#### [PROBLEM DESCRIPTION]
Search the material and gather each line with "препаратам" in it.

#### [INPUT DATA]
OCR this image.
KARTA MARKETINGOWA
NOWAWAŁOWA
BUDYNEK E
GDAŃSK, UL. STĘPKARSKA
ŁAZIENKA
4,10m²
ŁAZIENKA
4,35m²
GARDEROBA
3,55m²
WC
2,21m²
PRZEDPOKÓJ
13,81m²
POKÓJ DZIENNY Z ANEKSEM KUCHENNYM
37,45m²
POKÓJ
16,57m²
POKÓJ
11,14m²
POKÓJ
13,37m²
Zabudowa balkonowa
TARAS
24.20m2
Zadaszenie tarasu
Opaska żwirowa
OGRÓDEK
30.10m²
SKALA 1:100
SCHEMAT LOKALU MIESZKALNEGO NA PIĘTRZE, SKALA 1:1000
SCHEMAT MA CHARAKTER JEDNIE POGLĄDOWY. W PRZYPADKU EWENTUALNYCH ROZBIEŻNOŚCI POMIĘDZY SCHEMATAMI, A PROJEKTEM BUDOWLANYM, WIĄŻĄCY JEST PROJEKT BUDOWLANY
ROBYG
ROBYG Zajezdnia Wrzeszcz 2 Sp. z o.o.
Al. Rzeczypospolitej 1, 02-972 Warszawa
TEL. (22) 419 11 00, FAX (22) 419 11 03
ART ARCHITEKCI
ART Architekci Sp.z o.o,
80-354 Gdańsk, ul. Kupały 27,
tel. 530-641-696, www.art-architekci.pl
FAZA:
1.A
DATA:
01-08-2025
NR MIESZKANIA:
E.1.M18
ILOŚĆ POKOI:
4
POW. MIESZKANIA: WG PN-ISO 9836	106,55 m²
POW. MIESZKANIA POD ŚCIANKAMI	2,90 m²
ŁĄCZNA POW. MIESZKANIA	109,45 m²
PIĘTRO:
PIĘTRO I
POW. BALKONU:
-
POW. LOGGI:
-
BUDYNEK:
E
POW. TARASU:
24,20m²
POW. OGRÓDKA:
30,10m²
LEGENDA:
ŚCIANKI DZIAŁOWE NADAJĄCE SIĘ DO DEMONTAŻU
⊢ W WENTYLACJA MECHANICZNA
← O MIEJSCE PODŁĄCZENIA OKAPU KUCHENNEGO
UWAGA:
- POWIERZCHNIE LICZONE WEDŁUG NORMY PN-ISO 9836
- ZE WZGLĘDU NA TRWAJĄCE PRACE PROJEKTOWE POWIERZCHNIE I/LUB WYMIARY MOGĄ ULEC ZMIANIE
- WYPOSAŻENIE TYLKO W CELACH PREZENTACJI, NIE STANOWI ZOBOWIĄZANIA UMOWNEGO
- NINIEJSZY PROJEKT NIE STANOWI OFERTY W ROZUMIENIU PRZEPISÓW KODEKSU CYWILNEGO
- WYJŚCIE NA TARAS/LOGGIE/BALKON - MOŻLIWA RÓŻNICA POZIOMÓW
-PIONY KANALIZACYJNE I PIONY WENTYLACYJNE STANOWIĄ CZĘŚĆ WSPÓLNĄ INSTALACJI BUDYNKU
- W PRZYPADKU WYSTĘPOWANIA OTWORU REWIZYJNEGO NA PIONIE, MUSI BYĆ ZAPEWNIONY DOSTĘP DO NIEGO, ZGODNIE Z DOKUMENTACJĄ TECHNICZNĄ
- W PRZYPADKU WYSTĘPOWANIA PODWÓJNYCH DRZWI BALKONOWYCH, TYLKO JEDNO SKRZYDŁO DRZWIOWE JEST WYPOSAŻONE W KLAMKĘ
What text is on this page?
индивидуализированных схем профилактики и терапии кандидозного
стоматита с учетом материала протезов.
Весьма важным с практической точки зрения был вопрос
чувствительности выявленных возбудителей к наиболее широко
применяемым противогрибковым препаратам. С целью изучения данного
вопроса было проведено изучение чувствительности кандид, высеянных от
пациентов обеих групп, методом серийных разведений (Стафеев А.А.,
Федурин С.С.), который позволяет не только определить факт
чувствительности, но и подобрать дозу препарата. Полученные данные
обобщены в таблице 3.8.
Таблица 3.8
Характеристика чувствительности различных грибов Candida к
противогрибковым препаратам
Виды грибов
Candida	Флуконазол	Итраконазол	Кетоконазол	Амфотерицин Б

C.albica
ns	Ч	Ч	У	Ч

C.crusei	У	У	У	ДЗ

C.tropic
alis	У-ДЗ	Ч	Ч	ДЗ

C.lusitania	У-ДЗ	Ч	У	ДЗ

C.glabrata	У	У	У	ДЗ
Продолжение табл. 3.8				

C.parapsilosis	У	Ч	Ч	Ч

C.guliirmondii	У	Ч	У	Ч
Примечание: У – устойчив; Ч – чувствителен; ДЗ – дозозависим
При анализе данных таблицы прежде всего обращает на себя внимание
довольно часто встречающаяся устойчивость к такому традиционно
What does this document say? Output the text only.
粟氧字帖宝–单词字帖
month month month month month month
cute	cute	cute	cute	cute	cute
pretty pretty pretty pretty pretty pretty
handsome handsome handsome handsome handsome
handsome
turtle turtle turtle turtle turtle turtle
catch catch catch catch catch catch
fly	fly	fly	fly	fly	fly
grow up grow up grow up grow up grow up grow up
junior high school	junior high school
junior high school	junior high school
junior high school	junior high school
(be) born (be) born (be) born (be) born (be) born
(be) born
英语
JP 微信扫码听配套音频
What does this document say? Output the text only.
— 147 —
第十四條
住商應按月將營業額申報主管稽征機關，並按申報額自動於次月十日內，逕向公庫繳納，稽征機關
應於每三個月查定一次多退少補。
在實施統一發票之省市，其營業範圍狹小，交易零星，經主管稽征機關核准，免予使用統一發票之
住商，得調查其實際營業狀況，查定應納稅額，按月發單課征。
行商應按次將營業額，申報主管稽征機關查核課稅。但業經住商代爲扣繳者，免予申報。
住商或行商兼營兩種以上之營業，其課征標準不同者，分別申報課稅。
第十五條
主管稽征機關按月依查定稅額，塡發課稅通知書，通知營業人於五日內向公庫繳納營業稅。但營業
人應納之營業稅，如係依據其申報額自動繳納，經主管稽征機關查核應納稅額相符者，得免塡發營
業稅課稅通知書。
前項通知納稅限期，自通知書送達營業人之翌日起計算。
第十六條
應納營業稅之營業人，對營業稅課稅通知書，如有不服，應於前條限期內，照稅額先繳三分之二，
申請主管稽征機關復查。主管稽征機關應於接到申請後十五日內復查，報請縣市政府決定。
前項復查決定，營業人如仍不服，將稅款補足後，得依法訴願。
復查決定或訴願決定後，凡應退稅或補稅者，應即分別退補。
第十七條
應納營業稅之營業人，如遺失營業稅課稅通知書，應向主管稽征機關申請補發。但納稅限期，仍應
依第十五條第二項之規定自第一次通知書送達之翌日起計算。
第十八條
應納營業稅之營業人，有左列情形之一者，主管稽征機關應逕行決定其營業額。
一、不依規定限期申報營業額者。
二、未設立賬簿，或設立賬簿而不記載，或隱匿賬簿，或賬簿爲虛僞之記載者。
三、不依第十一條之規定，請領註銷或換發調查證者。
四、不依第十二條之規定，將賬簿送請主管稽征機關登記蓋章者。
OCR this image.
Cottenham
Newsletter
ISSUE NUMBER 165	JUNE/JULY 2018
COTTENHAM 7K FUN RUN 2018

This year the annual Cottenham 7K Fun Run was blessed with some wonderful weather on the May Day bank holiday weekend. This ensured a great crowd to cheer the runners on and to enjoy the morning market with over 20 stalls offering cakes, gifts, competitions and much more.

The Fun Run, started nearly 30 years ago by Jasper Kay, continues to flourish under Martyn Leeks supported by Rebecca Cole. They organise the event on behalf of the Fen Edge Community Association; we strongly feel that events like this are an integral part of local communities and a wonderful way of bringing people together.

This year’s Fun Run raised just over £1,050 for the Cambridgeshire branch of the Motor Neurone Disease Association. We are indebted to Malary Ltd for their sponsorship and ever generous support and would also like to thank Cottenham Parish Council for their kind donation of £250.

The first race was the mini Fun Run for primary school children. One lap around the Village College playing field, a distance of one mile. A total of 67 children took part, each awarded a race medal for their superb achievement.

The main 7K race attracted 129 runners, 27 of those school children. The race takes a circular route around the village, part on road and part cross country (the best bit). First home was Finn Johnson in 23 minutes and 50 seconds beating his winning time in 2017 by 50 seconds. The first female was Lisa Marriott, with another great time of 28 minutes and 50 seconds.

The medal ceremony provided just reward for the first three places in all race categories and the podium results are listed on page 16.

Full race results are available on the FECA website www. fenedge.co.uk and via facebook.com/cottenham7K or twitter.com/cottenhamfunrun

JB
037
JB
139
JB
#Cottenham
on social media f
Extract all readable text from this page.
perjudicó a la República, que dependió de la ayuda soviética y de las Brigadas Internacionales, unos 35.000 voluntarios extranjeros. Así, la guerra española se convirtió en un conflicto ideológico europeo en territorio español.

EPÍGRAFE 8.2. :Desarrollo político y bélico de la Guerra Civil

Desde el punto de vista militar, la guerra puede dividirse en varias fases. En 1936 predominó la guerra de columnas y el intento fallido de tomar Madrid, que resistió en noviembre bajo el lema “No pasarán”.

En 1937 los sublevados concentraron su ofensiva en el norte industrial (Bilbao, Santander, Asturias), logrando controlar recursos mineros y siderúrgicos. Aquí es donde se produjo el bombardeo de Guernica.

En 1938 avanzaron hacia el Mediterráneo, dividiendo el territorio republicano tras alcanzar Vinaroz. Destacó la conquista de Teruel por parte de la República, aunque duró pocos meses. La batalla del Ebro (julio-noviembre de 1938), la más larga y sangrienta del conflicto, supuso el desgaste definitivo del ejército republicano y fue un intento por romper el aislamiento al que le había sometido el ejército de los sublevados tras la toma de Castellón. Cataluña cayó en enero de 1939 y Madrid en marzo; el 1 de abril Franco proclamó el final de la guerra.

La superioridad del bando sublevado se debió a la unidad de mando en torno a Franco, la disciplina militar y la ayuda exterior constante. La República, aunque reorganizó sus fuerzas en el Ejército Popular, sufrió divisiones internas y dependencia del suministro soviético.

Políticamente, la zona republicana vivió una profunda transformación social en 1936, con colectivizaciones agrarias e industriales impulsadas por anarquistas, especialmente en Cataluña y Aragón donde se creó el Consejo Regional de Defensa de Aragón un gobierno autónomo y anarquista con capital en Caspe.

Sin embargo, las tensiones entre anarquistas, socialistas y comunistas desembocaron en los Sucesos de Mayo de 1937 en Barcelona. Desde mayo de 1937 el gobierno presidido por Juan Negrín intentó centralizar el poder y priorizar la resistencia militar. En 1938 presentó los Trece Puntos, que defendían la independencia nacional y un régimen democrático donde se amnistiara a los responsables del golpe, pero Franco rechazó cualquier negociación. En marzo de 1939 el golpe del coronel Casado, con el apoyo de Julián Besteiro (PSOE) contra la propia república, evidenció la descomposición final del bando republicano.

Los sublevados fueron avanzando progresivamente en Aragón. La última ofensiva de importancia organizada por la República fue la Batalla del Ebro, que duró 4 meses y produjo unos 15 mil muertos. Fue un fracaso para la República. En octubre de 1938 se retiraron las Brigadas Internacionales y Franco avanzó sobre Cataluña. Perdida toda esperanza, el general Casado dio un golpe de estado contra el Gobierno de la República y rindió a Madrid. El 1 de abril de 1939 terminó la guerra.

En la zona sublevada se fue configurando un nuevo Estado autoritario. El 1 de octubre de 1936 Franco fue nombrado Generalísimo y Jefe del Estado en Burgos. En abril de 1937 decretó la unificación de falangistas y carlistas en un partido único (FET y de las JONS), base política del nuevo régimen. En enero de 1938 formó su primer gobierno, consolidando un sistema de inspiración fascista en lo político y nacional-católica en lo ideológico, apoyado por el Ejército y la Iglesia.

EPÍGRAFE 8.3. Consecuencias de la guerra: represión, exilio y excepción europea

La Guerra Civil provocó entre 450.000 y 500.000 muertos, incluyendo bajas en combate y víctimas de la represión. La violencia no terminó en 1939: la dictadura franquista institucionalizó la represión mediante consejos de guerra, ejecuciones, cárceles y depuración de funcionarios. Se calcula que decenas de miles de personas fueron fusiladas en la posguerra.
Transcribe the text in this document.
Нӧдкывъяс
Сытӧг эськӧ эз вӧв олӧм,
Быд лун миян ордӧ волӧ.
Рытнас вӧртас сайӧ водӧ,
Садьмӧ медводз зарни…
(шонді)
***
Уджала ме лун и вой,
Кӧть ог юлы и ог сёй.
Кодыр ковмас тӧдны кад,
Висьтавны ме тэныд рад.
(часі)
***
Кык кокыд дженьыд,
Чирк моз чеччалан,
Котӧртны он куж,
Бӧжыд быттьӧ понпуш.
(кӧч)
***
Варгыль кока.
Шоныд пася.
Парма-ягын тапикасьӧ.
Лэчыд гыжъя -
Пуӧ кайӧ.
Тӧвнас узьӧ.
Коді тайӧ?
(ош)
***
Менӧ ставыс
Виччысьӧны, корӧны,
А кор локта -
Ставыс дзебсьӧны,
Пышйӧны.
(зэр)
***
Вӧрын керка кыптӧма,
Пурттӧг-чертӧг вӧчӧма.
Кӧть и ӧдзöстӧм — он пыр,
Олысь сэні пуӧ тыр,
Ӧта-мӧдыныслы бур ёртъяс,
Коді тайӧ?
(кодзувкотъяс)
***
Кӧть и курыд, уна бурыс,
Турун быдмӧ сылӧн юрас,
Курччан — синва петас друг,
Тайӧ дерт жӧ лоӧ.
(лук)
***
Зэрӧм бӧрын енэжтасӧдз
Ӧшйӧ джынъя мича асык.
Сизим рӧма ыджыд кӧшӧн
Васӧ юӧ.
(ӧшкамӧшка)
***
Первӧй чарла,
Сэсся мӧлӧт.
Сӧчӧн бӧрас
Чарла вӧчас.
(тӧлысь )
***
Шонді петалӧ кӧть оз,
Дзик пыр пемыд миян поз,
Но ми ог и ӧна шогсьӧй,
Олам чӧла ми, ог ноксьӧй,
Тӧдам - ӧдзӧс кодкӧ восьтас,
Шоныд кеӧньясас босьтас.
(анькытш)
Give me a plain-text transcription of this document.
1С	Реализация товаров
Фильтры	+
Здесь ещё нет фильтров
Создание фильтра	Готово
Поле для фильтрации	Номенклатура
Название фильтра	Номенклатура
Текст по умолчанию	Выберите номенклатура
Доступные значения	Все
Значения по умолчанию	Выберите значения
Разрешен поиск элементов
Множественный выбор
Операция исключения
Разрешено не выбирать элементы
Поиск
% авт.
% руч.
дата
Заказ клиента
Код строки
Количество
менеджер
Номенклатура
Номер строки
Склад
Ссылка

#### [WRITTEN ANSWER]
применяемым противогрибковым препаратам. С целью изучения данного
противогрибковым препаратам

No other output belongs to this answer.